» **Data supplied**
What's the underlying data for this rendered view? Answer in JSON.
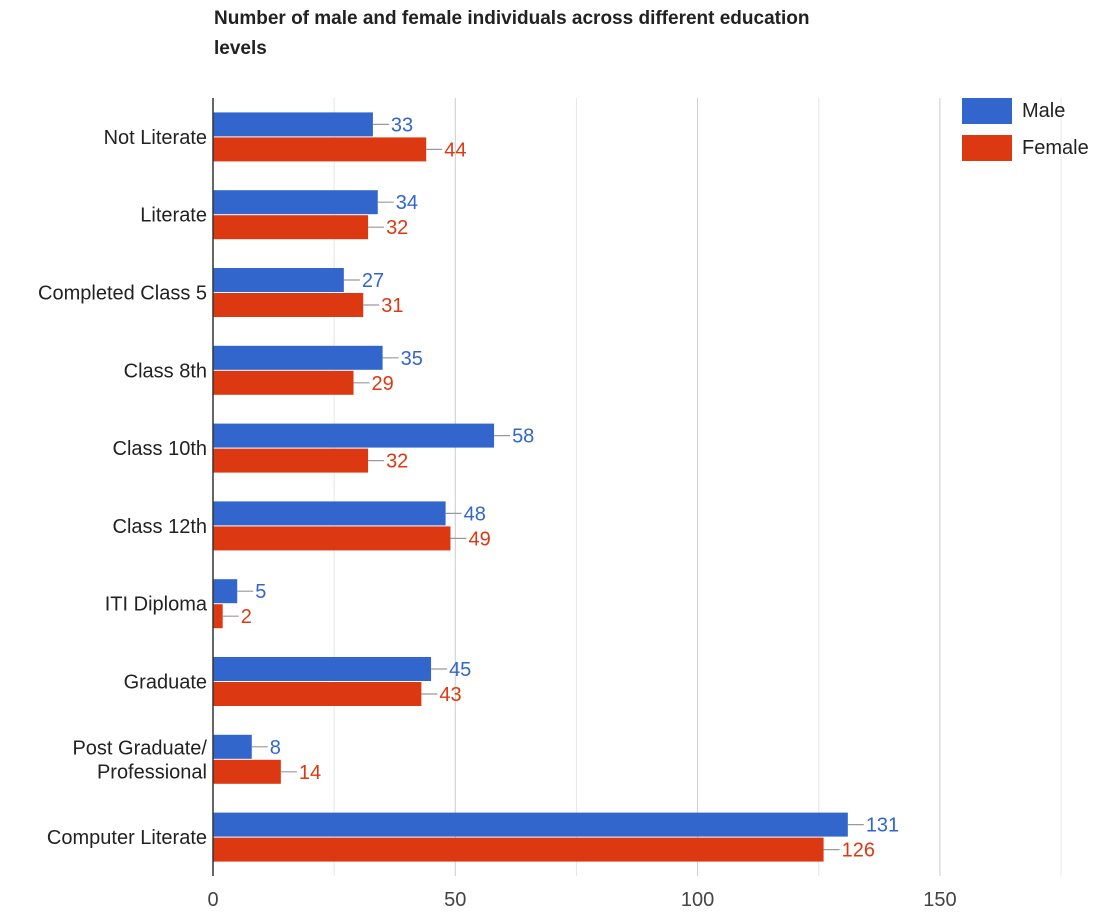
{
  "chart_data": {
    "type": "bar",
    "orientation": "horizontal",
    "title": "Number of male and female individuals across different education levels",
    "categories": [
      [
        "Not Literate"
      ],
      [
        "Literate"
      ],
      [
        "Completed Class 5"
      ],
      [
        "Class 8th"
      ],
      [
        "Class 10th"
      ],
      [
        "Class 12th"
      ],
      [
        "ITI Diploma"
      ],
      [
        "Graduate"
      ],
      [
        "Post Graduate/",
        "Professional"
      ],
      [
        "Computer Literate"
      ]
    ],
    "series": [
      {
        "name": "Male",
        "color": "#3366cc",
        "values": [
          33,
          34,
          27,
          35,
          58,
          48,
          5,
          45,
          8,
          131
        ]
      },
      {
        "name": "Female",
        "color": "#dc3912",
        "values": [
          44,
          32,
          31,
          29,
          32,
          49,
          2,
          43,
          14,
          126
        ]
      }
    ],
    "x_ticks": [
      0,
      50,
      100,
      150
    ],
    "xlim": [
      0,
      175
    ],
    "grid": true,
    "legend_position": "top-right",
    "data_labels": true
  }
}
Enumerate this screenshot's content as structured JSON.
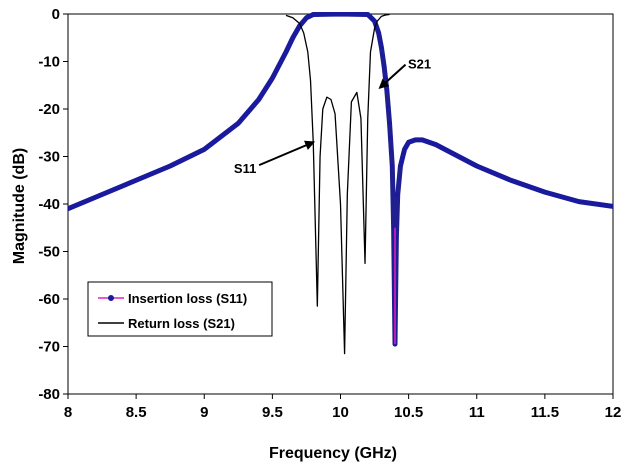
{
  "chart_data": {
    "type": "line",
    "title": "",
    "xlabel": "Frequency (GHz)",
    "ylabel": "Magnitude (dB)",
    "xlim": [
      8,
      12
    ],
    "ylim": [
      -80,
      0
    ],
    "x_ticks": [
      "8",
      "8.5",
      "9",
      "9.5",
      "10",
      "10.5",
      "11",
      "11.5",
      "12"
    ],
    "y_ticks": [
      "0",
      "-10",
      "-20",
      "-30",
      "-40",
      "-50",
      "-60",
      "-70",
      "-80"
    ],
    "grid": false,
    "legend_position": "bottom-left",
    "series": [
      {
        "name": "Insertion loss (S11)",
        "color": "#1f1f8f",
        "marker_color": "#1a1aa0",
        "line_color": "#e020c0",
        "x": [
          8.0,
          8.25,
          8.5,
          8.75,
          9.0,
          9.25,
          9.4,
          9.5,
          9.6,
          9.65,
          9.7,
          9.75,
          9.8,
          10.0,
          10.2,
          10.25,
          10.28,
          10.3,
          10.32,
          10.34,
          10.36,
          10.38,
          10.39,
          10.4,
          10.41,
          10.42,
          10.44,
          10.47,
          10.5,
          10.55,
          10.6,
          10.7,
          10.8,
          11.0,
          11.25,
          11.5,
          11.75,
          12.0
        ],
        "y": [
          -41,
          -38,
          -35,
          -32,
          -28.5,
          -23,
          -18,
          -13.5,
          -8,
          -5,
          -2.5,
          -0.8,
          -0.1,
          0,
          -0.1,
          -1.5,
          -4,
          -7,
          -11,
          -16,
          -23,
          -32,
          -45,
          -69.5,
          -47,
          -38,
          -32,
          -28.5,
          -27,
          -26.5,
          -26.5,
          -27.5,
          -29,
          -32,
          -35,
          -37.5,
          -39.5,
          -40.5
        ]
      },
      {
        "name": "Return loss (S21)",
        "color": "#000000",
        "x": [
          9.6,
          9.65,
          9.7,
          9.73,
          9.76,
          9.78,
          9.8,
          9.83,
          9.85,
          9.87,
          9.9,
          9.93,
          9.96,
          10.0,
          10.03,
          10.05,
          10.08,
          10.12,
          10.15,
          10.18,
          10.2,
          10.22,
          10.25,
          10.27,
          10.3,
          10.33,
          10.36
        ],
        "y": [
          -0.3,
          -0.8,
          -2,
          -4,
          -8,
          -14,
          -27,
          -61.5,
          -30,
          -20,
          -17.5,
          -18,
          -21,
          -40,
          -71.5,
          -38,
          -18.5,
          -16.5,
          -22,
          -52.5,
          -22,
          -8,
          -3,
          -1.5,
          -0.5,
          -0.2,
          -0.1
        ]
      }
    ],
    "annotations": [
      {
        "text": "S21",
        "x": 10.58,
        "y": -11.5,
        "arrow_to": [
          10.29,
          -15.5
        ]
      },
      {
        "text": "S11",
        "x": 9.3,
        "y": -33.5,
        "arrow_to": [
          9.8,
          -27
        ]
      }
    ]
  }
}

» **Your goal**
Identify the lines that hold the word "Literate". Copy every one of them.

» **Response to the exercise**
        "Not Literate"
        "Literate"
        "Computer Literate"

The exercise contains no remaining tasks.